Source data:
══════════════════════════════
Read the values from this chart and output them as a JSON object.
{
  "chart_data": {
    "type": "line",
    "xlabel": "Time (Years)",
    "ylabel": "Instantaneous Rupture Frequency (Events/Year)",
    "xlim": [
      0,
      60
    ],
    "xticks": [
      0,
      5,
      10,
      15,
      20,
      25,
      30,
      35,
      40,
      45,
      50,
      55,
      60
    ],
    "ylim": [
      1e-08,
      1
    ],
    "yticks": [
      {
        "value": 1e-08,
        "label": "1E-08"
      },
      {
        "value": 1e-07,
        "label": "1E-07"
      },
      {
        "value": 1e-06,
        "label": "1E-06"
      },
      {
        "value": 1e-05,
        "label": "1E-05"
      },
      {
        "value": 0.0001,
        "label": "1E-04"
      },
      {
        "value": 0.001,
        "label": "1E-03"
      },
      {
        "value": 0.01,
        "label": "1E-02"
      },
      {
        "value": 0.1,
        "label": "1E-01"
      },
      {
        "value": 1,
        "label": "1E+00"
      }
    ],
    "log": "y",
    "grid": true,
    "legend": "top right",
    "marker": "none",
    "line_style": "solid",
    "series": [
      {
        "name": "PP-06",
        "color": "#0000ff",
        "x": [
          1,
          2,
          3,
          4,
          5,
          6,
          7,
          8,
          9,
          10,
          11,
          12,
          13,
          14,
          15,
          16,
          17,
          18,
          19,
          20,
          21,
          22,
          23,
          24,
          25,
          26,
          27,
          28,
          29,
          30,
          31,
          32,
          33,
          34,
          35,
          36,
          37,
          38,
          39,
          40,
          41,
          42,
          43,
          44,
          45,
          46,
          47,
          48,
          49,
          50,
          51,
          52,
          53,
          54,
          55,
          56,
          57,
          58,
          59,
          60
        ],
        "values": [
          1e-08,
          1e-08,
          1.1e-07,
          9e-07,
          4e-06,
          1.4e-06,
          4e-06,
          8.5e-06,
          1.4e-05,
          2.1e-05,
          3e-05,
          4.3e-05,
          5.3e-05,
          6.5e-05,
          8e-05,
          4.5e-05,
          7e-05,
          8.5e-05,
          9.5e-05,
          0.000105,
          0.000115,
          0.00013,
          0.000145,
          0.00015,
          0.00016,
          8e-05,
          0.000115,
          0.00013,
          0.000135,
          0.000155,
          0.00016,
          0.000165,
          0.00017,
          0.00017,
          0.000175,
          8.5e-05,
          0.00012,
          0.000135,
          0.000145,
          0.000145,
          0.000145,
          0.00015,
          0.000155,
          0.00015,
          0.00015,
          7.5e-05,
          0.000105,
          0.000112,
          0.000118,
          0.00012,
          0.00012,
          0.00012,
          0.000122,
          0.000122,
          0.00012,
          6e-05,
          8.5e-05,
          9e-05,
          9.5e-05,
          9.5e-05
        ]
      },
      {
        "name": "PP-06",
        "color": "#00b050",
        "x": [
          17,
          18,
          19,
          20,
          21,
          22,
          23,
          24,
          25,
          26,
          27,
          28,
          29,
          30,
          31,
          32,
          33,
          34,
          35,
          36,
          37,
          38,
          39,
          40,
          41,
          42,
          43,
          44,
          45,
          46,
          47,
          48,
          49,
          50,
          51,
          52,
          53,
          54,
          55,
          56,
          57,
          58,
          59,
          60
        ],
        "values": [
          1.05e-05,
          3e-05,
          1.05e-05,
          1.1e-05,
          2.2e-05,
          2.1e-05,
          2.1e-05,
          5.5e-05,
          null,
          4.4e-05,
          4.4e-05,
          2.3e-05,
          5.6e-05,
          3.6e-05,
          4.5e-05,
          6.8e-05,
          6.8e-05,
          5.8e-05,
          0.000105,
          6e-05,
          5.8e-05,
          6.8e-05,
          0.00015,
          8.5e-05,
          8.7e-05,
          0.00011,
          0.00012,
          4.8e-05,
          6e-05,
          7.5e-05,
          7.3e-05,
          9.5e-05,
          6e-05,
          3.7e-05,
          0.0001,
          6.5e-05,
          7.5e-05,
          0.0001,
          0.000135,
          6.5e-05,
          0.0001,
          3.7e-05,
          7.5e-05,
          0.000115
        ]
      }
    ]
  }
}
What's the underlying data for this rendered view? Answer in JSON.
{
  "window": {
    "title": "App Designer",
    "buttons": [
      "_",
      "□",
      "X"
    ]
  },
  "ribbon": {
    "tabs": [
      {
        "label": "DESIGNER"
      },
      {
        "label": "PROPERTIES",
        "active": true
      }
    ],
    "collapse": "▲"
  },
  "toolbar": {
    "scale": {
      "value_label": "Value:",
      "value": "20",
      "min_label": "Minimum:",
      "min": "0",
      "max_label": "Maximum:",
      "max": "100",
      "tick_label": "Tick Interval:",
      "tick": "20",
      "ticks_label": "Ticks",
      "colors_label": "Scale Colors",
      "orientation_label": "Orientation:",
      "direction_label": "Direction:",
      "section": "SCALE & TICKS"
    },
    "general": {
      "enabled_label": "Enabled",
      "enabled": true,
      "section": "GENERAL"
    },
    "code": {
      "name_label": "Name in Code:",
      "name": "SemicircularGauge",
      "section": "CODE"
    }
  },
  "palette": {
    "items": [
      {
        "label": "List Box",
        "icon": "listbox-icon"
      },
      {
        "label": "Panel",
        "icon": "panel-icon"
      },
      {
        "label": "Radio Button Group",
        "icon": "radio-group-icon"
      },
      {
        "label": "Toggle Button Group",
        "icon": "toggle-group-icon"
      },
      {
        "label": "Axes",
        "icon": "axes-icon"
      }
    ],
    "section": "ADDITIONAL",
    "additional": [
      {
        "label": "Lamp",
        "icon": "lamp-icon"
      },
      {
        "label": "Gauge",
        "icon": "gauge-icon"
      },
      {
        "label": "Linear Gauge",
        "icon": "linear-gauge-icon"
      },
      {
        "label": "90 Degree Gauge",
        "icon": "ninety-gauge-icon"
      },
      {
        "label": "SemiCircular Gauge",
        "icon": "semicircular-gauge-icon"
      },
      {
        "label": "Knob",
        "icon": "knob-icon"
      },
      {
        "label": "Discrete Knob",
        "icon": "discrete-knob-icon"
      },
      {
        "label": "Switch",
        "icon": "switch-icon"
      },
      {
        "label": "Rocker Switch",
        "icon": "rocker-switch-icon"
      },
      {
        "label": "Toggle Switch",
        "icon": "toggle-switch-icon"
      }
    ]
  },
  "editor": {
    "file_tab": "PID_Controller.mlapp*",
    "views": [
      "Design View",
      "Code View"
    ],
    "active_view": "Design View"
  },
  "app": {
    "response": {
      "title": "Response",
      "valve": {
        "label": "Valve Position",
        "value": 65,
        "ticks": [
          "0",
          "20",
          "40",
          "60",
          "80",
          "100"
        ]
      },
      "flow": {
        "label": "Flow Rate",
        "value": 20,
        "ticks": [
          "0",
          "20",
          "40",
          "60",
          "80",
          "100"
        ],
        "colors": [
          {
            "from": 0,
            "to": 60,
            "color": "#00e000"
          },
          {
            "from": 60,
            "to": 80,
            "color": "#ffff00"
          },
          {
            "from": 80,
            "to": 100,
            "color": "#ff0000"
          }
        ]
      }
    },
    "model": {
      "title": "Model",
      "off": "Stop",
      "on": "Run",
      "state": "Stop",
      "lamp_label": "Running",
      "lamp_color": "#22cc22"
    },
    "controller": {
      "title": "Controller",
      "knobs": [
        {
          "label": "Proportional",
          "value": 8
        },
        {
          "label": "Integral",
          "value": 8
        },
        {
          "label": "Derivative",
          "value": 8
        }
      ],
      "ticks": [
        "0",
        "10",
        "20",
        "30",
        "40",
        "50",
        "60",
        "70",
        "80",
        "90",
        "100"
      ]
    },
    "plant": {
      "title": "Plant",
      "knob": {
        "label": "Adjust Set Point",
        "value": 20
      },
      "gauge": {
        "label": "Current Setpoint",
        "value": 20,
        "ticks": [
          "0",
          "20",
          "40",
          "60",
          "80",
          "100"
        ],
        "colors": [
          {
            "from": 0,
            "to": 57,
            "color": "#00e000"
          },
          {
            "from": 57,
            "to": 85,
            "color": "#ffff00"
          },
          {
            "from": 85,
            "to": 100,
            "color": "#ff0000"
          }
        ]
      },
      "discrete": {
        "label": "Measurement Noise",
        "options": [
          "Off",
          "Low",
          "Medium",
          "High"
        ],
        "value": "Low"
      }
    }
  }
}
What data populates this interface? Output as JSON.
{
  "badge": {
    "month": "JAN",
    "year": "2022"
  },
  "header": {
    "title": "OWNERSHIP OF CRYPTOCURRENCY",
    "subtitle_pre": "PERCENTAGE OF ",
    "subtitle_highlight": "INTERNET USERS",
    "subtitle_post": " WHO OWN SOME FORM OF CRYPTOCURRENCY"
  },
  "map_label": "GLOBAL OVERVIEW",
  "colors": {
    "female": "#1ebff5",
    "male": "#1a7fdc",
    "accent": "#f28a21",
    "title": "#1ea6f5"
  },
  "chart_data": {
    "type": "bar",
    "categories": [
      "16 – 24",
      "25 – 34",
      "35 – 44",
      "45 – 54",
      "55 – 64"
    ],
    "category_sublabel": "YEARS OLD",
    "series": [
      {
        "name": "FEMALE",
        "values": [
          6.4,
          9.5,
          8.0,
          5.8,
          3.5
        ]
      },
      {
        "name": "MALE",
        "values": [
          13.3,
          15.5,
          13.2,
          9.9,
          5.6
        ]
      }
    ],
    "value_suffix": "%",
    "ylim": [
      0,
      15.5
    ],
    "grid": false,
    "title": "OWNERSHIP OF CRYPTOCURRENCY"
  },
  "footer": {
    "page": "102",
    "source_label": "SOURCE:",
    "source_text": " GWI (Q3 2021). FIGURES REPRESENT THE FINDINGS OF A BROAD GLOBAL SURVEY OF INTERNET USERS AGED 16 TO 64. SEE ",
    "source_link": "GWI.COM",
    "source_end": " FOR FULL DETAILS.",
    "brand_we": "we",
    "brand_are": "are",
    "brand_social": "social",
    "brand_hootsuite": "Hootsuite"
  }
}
══════════════════════════════
Task to carry out | Scan the records above for the string "CRYPTOCURRENCY", then select every line that holds it.

Answer below |
    "title": "OWNERSHIP OF CRYPTOCURRENCY",
    "subtitle_post": " WHO OWN SOME FORM OF CRYPTOCURRENCY"
    "title": "OWNERSHIP OF CRYPTOCURRENCY"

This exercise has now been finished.